Lines that contain the string "ForêtSuisse" are to be copied; leave out all others.

Begin SOURCE RECORDS

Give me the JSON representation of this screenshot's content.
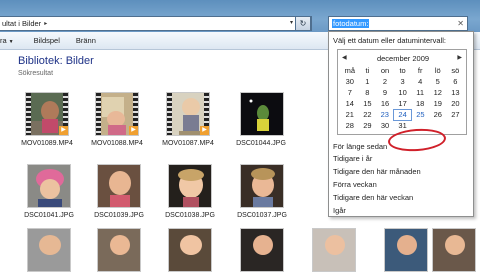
{
  "address": {
    "crumb": "ultat i Bilder"
  },
  "search": {
    "typed": "fotodatum:"
  },
  "toolbar": {
    "items": [
      "ra",
      "Bildspel",
      "Bränn"
    ]
  },
  "library": {
    "title": "Bibliotek: Bilder",
    "subtitle": "Sökresultat"
  },
  "row1": [
    "MOV01089.MP4",
    "MOV01088.MP4",
    "MOV01087.MP4",
    "DSC01044.JPG"
  ],
  "row2": [
    "DSC01041.JPG",
    "DSC01039.JPG",
    "DSC01038.JPG",
    "DSC01037.JPG"
  ],
  "datepicker": {
    "prompt": "Välj ett datum eller datumintervall:",
    "month": "december 2009",
    "days": [
      "må",
      "ti",
      "on",
      "to",
      "fr",
      "lö",
      "sö"
    ],
    "weeks": [
      [
        "30",
        "1",
        "2",
        "3",
        "4",
        "5",
        "6"
      ],
      [
        "7",
        "8",
        "9",
        "10",
        "11",
        "12",
        "13"
      ],
      [
        "14",
        "15",
        "16",
        "17",
        "18",
        "19",
        "20"
      ],
      [
        "21",
        "22",
        "23",
        "24",
        "25",
        "26",
        "27"
      ],
      [
        "28",
        "29",
        "30",
        "31",
        "",
        "",
        ""
      ]
    ],
    "options": [
      "För länge sedan",
      "Tidigare i år",
      "Tidigare den här månaden",
      "Förra veckan",
      "Tidigare den här veckan",
      "Igår"
    ]
  }
}
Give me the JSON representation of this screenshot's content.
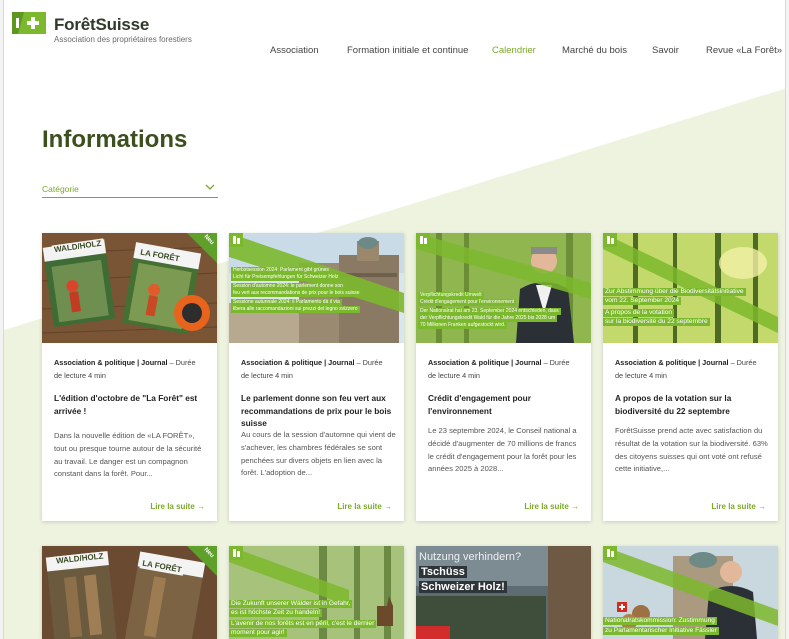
{
  "brand": {
    "name": "ForêtSuisse",
    "tagline": "Association des propriétaires forestiers"
  },
  "nav": [
    {
      "label": "Association",
      "active": false
    },
    {
      "label": "Formation initiale et continue",
      "active": false
    },
    {
      "label": "Calendrier",
      "active": true
    },
    {
      "label": "Marché du bois",
      "active": false
    },
    {
      "label": "Savoir",
      "active": false
    },
    {
      "label": "Revue «La Forêt»",
      "active": false
    }
  ],
  "page_title": "Informations",
  "filter": {
    "label": "Catégorie"
  },
  "colors": {
    "accent": "#7ba928",
    "title": "#3d4f1e",
    "wedge": "#eef3df"
  },
  "cards": [
    {
      "category": "Association & politique | Journal",
      "read_time": " – Durée de lecture 4 min",
      "title": "L'édition d'octobre de \"La Forêt\" est arrivée !",
      "excerpt": "Dans la nouvelle édition de «LA FORÊT», tout ou presque tourne autour de la sécurité au travail. Le danger est un compagnon constant dans la forêt. Pour...",
      "read_more": "Lire la suite →",
      "image": {
        "magazine_left": "WALD/HOLZ",
        "magazine_right": "LA FORÊT",
        "corner_label": "Neu"
      }
    },
    {
      "category": "Association & politique | Journal",
      "read_time": " – Durée de lecture 4 min",
      "title": "Le parlement donne son feu vert aux recommandations de prix pour le bois suisse",
      "excerpt": "Au cours de la session d'automne qui vient de s'achever, les chambres fédérales se sont penchées sur divers objets en lien avec la forêt. L'adoption de...",
      "read_more": "Lire la suite →",
      "image": {
        "strips": [
          "Herbstsession 2024: Parlament gibt grünes",
          "Licht für Preisempfehlungen für Schweizer Holz",
          "Session d'automne 2024: le parlement donne son",
          "feu vert aux recommandations de prix pour le bois suisse",
          "Sessione autunnale 2024: il Parlamento dà il via",
          "libera alle raccomandazioni sui prezzi del legno svizzero"
        ]
      }
    },
    {
      "category": "Association & politique | Journal",
      "read_time": " – Durée de lecture 4 min",
      "title": "Crédit d'engagement pour l'environnement",
      "excerpt": "Le 23 septembre 2024, le Conseil national a décidé d'augmenter de 70 millions de francs le crédit d'engagement pour la forêt pour les années 2025 à 2028...",
      "read_more": "Lire la suite →",
      "image": {
        "strips": [
          "Verpflichtungskredit Umwelt",
          "Crédit d'engagement pour l'environnement",
          "Der Nationalrat hat am 23. September 2024 entschieden, dass",
          "der Verpflichtungskredit Wald für die Jahre 2025 bis 2028 um",
          "70 Millionen Franken aufgestockt wird."
        ]
      }
    },
    {
      "category": "Association & politique | Journal",
      "read_time": " – Durée de lecture 4 min",
      "title": "A propos de la votation sur la biodiversité du 22 septembre",
      "excerpt": "ForêtSuisse prend acte avec satisfaction du résultat de la votation sur la biodiversité. 63% des citoyens suisses qui ont voté ont refusé cette initiative,...",
      "read_more": "Lire la suite →",
      "image": {
        "strips": [
          "Zur Abstimmung über die Biodiversitätsinitiative",
          "vom 22. September 2024",
          "A propos de la votation",
          "sur la biodiversité du 22 septembre"
        ]
      }
    }
  ],
  "bottom_cards": [
    {
      "image": {
        "magazine_left": "WALD/HOLZ",
        "magazine_right": "LA FORÊT",
        "corner_label": "Neu"
      }
    },
    {
      "image": {
        "strips": [
          "Die Zukunft unserer Wälder ist in Gefahr,",
          "es ist höchste Zeit zu handeln!",
          "L'avenir de nos forêts est en péril, c'est le dernier",
          "moment pour agir!"
        ]
      }
    },
    {
      "image": {
        "headline": "Nutzung verhindern?",
        "strip_1": "Tschüss",
        "strip_2": "Schweizer Holz!"
      }
    },
    {
      "image": {
        "strips": [
          "Nationalratskommission: Zustimmung",
          "zu Parlamentarischer Initiative Fässler"
        ]
      }
    }
  ]
}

End SOURCE RECORDS

SOLUTION FOR THIS EXERCISE =>
    "name": "ForêtSuisse",
      "excerpt": "ForêtSuisse prend acte avec satisfaction du résultat de la votation sur la biodiversité. 63% des citoyens suisses qui ont voté ont refusé cette initiative,...",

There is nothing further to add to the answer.